▸ Task prompt
Could you set down, with no changes at all, the entries from the line containing "Give me the" up to and including the line containing "446, 269, 456]"?

▸ Extracted entries

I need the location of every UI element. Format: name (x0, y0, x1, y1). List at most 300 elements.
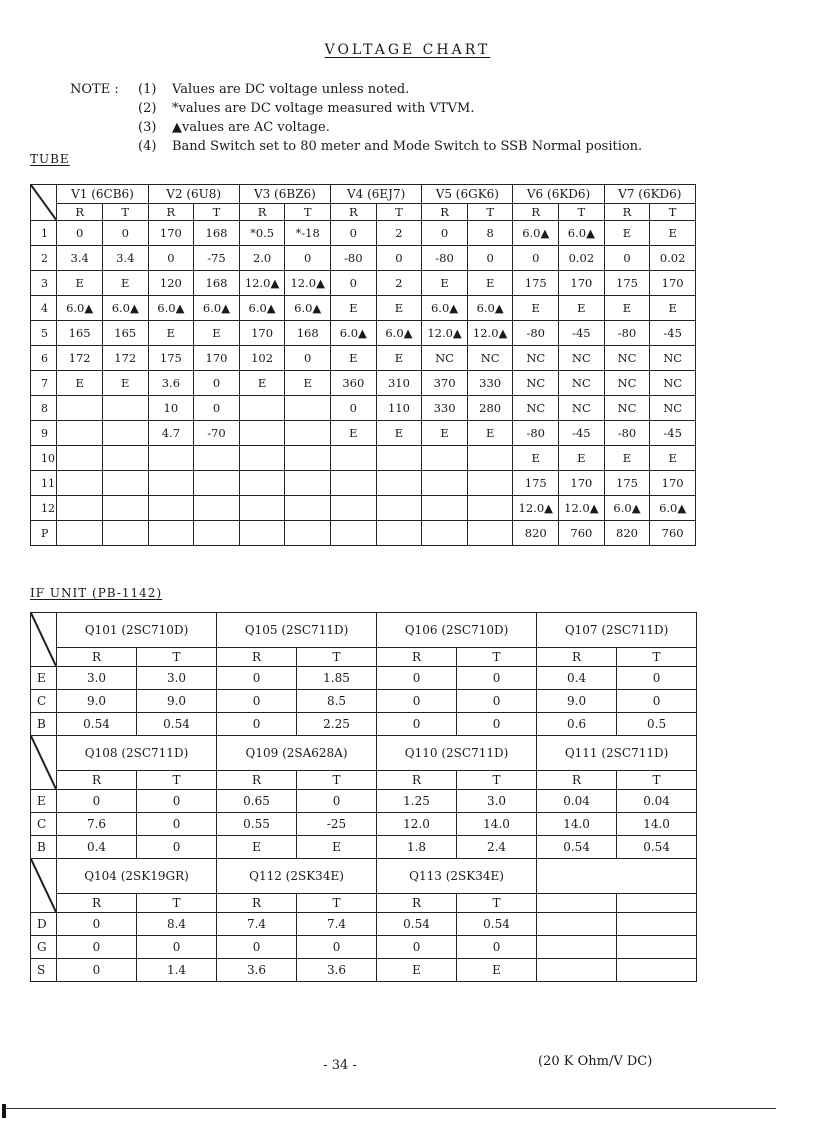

--

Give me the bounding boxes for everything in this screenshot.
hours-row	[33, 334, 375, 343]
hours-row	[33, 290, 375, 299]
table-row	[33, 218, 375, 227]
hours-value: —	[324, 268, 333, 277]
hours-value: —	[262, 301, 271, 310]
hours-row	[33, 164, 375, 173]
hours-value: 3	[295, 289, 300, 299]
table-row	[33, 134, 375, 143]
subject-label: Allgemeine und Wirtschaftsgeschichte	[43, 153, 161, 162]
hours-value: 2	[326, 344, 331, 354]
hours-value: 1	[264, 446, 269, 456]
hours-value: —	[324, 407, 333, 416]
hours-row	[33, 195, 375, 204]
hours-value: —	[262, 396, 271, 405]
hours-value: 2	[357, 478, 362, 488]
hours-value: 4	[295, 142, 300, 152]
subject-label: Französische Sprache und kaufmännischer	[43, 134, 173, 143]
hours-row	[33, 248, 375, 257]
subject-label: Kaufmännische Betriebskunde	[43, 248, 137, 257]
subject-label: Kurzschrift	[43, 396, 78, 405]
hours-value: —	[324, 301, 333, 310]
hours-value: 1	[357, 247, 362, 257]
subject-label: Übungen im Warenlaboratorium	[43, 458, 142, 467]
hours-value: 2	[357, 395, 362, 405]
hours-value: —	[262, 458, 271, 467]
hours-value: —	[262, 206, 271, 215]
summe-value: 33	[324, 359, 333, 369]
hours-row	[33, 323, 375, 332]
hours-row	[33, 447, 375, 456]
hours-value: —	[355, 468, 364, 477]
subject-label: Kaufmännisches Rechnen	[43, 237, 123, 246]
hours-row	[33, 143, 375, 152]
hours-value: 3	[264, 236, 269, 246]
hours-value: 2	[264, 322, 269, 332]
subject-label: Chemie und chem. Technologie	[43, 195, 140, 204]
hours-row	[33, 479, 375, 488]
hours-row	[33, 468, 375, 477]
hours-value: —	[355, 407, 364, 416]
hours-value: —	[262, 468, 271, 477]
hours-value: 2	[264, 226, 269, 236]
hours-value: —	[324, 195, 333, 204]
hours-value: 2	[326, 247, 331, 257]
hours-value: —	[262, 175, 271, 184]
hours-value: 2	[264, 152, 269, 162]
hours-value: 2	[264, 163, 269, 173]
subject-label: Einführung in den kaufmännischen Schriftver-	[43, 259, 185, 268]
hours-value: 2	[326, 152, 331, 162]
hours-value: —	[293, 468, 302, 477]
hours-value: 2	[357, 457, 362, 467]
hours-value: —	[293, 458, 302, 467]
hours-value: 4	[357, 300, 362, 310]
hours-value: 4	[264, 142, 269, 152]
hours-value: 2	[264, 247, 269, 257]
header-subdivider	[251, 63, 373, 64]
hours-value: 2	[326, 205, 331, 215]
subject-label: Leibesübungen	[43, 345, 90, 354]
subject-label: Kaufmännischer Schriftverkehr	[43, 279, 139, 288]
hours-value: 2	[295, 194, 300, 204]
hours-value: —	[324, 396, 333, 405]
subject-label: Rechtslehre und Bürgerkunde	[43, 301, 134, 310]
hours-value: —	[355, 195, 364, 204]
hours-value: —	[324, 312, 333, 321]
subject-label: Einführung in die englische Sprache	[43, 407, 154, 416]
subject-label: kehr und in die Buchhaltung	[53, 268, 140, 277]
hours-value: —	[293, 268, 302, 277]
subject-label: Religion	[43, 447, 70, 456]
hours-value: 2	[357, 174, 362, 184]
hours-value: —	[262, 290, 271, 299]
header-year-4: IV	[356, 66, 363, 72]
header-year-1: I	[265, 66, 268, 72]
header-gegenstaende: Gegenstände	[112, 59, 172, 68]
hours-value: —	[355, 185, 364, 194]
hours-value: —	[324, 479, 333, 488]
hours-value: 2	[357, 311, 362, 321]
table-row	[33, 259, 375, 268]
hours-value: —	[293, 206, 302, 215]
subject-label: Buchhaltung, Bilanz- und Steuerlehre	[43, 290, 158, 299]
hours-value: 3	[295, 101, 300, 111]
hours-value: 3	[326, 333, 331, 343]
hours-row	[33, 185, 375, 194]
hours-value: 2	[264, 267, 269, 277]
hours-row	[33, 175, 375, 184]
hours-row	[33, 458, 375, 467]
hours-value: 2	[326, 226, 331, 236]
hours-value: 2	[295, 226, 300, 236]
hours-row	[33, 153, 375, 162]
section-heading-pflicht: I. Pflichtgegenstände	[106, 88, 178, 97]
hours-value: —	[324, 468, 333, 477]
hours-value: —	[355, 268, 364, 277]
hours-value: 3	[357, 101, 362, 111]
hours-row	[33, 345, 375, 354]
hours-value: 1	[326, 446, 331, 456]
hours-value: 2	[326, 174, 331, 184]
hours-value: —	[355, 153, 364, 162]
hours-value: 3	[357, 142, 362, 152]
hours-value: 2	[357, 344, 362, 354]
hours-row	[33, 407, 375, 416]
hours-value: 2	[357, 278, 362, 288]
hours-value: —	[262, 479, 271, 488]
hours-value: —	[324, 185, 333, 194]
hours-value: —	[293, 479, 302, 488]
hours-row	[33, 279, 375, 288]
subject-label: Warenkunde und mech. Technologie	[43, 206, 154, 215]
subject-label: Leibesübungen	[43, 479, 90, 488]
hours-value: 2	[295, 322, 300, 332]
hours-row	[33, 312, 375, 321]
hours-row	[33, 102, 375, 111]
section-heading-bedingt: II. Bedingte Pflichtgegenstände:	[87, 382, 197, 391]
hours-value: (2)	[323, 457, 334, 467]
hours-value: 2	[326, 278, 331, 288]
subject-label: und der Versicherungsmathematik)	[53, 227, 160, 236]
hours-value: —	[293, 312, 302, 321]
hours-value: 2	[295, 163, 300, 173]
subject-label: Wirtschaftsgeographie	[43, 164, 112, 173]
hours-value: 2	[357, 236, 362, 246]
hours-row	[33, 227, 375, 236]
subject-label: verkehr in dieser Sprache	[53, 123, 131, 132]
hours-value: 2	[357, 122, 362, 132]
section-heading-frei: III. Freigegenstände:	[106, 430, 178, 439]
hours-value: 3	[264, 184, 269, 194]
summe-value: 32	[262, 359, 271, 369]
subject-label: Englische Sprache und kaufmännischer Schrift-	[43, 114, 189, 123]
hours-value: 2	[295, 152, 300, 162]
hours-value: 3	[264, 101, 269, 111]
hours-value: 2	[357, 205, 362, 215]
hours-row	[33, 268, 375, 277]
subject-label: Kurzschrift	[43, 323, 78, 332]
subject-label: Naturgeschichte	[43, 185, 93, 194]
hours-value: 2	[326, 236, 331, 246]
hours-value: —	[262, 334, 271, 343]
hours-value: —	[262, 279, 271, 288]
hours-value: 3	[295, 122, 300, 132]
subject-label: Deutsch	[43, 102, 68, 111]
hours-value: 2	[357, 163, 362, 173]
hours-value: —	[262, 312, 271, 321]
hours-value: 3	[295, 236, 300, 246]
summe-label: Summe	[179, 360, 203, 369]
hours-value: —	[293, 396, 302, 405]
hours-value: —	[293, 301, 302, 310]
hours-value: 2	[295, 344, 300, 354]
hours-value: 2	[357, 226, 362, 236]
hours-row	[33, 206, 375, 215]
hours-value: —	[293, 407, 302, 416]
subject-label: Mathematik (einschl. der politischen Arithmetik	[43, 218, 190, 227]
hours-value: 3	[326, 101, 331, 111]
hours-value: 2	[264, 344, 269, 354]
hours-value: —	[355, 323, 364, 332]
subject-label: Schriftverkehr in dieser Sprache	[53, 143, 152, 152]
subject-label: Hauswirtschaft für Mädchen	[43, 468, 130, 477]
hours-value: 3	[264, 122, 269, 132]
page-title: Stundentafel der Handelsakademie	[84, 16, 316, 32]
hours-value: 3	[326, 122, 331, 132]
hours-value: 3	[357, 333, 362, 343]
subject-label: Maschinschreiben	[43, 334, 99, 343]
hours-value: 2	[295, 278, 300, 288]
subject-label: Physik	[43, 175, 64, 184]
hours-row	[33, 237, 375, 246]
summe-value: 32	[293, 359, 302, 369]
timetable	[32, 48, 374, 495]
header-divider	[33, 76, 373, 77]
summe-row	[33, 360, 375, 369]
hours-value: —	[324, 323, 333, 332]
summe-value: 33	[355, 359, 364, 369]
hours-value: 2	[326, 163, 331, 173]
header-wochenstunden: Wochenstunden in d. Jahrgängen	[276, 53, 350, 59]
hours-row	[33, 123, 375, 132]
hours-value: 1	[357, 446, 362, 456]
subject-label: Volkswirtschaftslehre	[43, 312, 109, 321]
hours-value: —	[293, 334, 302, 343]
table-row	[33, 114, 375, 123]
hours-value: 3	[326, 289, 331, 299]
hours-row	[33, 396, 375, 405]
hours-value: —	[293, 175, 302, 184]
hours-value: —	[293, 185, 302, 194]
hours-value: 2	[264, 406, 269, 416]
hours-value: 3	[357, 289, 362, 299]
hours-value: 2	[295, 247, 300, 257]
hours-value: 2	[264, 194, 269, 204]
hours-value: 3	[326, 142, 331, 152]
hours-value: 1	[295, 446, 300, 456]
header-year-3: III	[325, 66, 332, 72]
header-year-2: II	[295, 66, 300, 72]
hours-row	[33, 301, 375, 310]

▸ Exercise answer
Give me the bounding boxes for everything in this screenshot.
hours-row	[33, 334, 375, 343]
hours-row	[33, 290, 375, 299]
table-row	[33, 218, 375, 227]
hours-value: —	[324, 268, 333, 277]
hours-value: —	[262, 301, 271, 310]
hours-row	[33, 164, 375, 173]
hours-value: 3	[295, 289, 300, 299]
table-row	[33, 134, 375, 143]
subject-label: Allgemeine und Wirtschaftsgeschichte	[43, 153, 161, 162]
hours-value: 2	[326, 344, 331, 354]
hours-value: 1	[264, 446, 269, 456]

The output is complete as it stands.